Filter this data down to the lines that hold "мост", and copy them.

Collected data
^^^^
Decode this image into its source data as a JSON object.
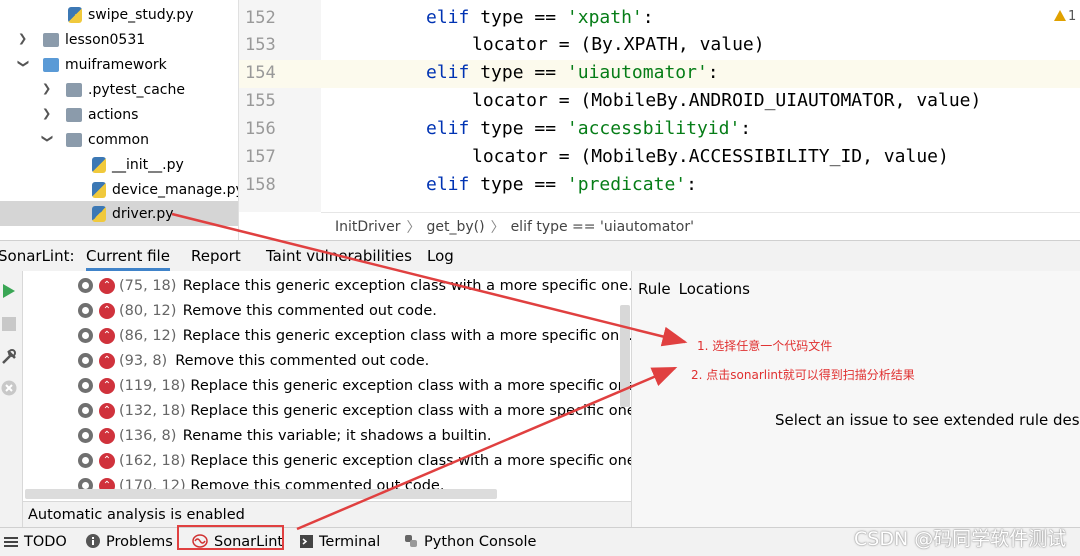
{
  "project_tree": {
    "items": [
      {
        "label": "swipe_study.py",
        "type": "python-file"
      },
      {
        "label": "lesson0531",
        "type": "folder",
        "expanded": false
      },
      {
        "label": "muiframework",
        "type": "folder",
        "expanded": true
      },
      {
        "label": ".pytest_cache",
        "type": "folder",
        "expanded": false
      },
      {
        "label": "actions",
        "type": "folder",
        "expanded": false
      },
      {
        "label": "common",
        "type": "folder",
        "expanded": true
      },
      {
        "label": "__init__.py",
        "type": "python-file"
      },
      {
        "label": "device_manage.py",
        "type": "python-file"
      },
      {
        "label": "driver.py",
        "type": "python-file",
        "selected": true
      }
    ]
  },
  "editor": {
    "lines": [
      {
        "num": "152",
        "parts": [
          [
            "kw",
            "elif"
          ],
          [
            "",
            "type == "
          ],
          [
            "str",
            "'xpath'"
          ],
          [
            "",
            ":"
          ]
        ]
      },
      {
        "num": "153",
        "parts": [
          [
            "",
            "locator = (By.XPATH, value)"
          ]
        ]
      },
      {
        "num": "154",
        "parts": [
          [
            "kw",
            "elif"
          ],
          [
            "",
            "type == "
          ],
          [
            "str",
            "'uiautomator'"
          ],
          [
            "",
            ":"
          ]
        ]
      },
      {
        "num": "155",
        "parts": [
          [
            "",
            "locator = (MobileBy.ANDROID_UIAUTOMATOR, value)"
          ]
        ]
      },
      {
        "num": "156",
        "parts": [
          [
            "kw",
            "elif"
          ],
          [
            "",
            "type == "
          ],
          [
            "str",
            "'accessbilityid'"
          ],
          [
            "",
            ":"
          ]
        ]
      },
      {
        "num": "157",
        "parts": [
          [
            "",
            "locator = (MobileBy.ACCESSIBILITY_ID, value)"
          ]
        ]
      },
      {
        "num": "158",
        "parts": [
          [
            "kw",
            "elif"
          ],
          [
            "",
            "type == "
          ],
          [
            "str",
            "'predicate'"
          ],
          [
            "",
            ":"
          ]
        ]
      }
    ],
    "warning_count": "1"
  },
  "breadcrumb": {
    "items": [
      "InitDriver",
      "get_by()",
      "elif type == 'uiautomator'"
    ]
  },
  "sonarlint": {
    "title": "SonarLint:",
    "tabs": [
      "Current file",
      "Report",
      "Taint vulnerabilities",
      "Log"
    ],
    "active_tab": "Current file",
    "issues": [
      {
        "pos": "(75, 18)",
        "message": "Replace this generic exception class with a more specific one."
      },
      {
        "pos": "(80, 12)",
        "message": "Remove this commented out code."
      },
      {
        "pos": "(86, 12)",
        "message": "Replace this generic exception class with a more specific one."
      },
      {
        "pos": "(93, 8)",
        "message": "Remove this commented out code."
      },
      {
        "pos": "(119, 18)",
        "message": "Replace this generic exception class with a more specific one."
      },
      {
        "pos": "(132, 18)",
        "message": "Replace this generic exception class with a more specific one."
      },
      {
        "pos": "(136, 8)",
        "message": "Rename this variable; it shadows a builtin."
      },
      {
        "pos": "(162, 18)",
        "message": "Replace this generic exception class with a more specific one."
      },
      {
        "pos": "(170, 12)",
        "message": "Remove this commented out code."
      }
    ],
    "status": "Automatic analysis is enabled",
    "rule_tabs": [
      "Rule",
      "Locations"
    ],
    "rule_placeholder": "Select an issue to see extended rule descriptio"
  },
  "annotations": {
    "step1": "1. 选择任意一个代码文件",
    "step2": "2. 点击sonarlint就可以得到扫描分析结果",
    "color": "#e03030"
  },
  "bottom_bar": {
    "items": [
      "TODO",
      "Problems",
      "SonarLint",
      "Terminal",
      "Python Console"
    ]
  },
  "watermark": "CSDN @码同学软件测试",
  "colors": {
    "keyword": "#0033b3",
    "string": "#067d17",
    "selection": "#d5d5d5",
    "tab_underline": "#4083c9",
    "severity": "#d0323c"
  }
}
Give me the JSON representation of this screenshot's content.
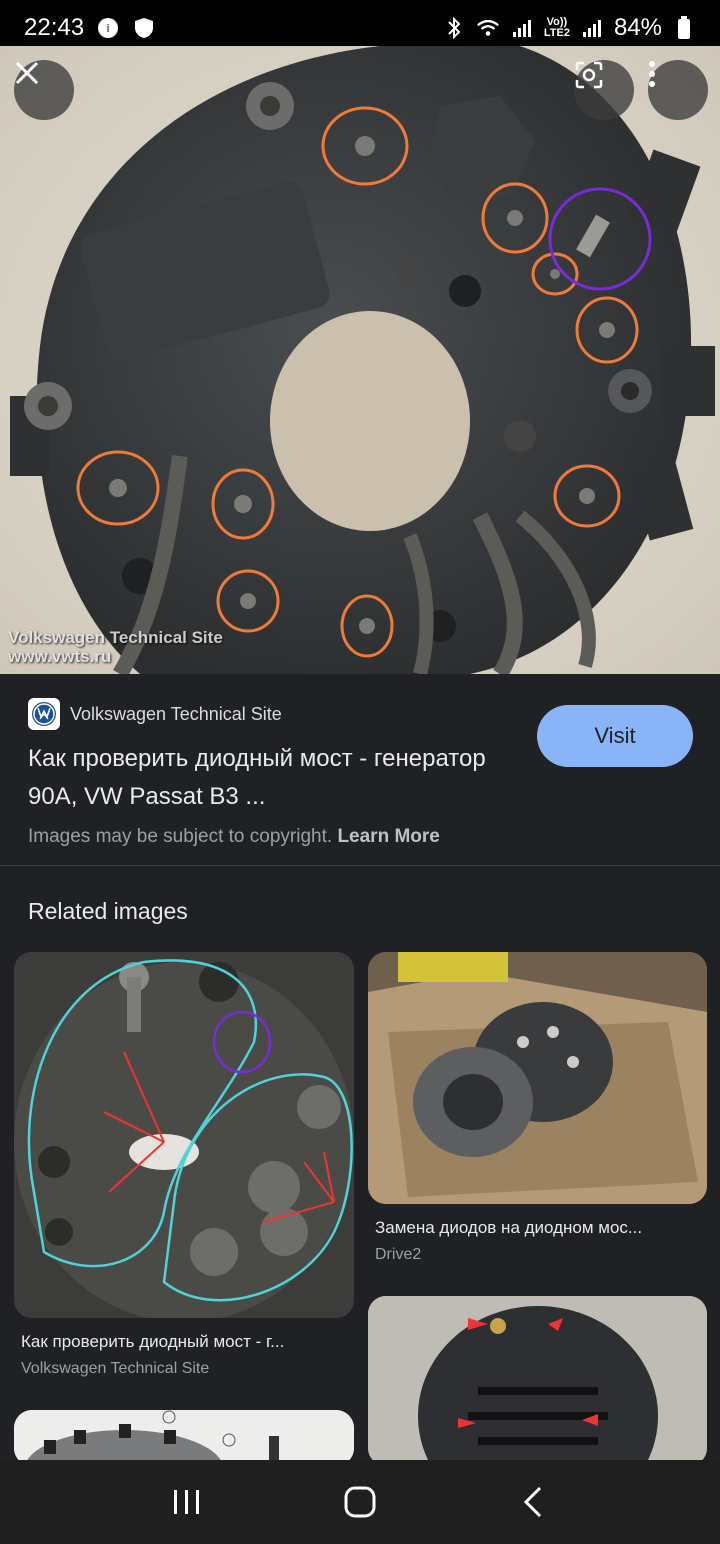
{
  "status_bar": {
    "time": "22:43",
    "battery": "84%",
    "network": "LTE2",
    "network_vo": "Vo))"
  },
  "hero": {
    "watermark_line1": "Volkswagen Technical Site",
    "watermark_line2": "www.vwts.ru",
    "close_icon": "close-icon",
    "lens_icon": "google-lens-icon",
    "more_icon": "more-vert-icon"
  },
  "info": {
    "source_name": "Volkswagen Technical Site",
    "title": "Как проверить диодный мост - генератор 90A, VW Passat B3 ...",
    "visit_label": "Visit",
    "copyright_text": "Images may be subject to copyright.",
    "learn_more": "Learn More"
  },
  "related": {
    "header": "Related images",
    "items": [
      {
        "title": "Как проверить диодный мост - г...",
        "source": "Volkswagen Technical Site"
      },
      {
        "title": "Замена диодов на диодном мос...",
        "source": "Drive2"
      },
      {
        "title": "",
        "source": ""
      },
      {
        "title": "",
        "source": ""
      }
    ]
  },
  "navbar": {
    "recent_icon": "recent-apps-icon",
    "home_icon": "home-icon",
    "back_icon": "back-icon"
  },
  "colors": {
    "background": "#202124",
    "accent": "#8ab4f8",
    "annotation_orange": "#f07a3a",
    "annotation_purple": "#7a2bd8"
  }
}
^^^^
> [Result below]:
    "title": "Как проверить диодный мост - генератор 90A, VW Passat B3 ...",
        "title": "Как проверить диодный мост - г...",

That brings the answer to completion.